--- start of SOURCE RECORDS ---
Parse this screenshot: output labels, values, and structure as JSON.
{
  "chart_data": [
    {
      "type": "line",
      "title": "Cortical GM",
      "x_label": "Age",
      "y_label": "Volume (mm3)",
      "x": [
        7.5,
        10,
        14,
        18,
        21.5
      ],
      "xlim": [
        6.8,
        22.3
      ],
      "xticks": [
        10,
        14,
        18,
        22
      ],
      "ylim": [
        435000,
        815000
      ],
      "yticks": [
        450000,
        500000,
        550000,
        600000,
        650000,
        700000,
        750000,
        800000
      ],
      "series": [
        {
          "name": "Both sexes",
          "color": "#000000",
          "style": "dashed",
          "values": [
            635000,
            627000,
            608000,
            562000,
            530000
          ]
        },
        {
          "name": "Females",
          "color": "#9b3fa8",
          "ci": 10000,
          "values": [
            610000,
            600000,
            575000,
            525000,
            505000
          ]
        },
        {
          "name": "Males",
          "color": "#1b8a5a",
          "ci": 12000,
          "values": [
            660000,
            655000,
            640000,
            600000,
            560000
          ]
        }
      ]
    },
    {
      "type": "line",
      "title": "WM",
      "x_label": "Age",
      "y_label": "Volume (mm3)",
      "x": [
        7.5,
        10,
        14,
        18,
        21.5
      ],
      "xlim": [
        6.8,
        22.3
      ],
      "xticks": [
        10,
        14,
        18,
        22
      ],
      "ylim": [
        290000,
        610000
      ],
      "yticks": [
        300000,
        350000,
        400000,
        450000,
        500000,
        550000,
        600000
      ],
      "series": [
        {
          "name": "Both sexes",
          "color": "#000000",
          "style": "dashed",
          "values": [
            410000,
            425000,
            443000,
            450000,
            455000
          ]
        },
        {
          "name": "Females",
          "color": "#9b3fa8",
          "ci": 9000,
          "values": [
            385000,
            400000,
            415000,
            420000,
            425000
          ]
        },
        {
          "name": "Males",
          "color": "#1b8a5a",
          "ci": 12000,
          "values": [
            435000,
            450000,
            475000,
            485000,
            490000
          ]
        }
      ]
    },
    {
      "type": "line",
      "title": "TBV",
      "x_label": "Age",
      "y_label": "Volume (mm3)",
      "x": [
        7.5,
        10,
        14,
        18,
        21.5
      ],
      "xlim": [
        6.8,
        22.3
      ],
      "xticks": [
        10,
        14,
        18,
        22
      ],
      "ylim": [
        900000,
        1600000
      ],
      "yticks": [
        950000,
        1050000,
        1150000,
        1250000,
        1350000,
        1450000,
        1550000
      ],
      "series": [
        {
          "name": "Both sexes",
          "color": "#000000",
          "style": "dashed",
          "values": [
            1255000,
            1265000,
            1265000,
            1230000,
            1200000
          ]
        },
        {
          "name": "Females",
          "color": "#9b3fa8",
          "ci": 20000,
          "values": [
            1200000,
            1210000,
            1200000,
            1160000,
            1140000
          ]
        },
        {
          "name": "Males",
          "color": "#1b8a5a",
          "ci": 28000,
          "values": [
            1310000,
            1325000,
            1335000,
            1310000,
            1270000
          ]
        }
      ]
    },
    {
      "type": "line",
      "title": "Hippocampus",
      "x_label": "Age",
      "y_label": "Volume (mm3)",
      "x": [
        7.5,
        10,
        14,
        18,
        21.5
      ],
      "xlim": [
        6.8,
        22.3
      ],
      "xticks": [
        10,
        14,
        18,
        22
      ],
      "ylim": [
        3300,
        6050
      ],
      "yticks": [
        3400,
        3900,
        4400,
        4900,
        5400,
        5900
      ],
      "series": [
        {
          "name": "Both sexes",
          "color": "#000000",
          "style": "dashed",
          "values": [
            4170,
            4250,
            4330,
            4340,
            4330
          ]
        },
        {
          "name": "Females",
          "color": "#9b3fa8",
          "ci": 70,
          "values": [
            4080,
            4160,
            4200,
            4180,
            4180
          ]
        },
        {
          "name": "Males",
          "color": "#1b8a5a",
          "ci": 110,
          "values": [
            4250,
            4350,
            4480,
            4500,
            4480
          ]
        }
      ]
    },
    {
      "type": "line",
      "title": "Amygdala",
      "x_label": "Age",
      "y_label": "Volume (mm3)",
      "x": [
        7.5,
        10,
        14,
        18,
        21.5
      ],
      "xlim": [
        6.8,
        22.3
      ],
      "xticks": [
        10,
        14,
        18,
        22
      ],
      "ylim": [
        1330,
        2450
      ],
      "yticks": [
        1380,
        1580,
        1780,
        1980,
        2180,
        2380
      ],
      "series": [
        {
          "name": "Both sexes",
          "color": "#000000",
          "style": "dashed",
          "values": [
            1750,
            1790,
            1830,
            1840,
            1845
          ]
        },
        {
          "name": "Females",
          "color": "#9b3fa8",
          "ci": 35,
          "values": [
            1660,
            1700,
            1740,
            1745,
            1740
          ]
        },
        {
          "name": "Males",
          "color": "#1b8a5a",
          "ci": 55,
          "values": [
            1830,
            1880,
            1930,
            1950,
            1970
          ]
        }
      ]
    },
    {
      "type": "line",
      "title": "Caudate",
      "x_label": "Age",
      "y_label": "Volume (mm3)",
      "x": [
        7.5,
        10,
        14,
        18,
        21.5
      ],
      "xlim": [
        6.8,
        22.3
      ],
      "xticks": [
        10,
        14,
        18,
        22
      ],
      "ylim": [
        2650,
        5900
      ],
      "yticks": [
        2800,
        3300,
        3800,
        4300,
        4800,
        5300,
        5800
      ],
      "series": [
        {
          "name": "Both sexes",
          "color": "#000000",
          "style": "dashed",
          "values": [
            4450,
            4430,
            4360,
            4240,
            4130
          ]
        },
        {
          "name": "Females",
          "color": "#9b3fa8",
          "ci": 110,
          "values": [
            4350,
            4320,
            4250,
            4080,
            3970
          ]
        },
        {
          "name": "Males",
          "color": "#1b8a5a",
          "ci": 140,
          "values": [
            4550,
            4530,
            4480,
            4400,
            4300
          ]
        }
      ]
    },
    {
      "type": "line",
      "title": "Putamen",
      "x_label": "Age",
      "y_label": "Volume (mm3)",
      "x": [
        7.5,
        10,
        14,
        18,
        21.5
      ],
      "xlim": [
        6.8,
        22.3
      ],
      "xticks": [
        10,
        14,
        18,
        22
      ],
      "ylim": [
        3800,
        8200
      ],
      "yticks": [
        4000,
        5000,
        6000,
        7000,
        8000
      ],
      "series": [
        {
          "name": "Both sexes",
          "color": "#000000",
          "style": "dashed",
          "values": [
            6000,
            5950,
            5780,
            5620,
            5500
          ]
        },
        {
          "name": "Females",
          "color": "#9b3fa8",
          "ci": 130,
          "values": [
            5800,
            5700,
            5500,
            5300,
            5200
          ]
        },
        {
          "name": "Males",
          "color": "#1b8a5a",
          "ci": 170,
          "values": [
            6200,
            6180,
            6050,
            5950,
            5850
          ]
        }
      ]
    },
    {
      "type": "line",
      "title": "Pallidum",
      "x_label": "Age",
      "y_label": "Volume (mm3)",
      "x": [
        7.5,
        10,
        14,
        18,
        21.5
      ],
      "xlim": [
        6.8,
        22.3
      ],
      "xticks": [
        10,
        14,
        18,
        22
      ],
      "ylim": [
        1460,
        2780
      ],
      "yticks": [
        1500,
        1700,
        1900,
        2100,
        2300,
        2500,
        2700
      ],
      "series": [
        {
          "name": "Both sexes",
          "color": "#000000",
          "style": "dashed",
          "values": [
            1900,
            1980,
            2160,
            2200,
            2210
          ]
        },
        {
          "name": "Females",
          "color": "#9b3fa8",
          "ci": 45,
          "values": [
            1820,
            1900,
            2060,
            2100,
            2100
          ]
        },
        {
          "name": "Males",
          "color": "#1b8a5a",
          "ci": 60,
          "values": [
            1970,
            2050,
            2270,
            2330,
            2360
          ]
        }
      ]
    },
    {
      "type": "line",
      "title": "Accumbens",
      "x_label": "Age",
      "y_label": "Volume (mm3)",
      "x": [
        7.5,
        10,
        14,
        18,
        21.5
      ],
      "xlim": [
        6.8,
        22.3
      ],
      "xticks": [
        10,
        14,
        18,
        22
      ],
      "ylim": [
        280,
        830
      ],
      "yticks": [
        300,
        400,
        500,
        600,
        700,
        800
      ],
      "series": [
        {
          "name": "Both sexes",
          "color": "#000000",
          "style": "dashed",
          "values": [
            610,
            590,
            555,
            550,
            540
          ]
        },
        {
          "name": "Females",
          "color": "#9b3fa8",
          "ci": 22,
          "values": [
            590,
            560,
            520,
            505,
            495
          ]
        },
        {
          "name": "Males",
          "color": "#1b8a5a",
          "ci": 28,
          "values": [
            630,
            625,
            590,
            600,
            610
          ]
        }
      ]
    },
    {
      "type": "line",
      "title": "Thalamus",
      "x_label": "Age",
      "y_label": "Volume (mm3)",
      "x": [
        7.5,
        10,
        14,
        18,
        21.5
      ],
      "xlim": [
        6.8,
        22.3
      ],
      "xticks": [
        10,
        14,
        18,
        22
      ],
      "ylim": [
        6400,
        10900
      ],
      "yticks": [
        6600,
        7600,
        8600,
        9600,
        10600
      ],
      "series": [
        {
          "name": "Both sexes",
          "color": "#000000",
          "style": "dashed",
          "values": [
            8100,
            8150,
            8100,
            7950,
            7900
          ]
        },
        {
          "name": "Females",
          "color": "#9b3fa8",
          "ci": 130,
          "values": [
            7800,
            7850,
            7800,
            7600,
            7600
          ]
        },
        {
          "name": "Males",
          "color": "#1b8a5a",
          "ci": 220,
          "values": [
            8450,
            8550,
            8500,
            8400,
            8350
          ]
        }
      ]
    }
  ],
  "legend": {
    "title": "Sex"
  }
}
--- end of SOURCE RECORDS ---
▸ EXERCISE OBJECTIVE
Return only those lines of the records that contain the string "title".

▸ ANSWER TO THE PROBLEM
      "title": "Cortical GM",
      "title": "WM",
      "title": "TBV",
      "title": "Hippocampus",
      "title": "Amygdala",
      "title": "Caudate",
      "title": "Putamen",
      "title": "Pallidum",
      "title": "Accumbens",
      "title": "Thalamus",
    "title": "Sex"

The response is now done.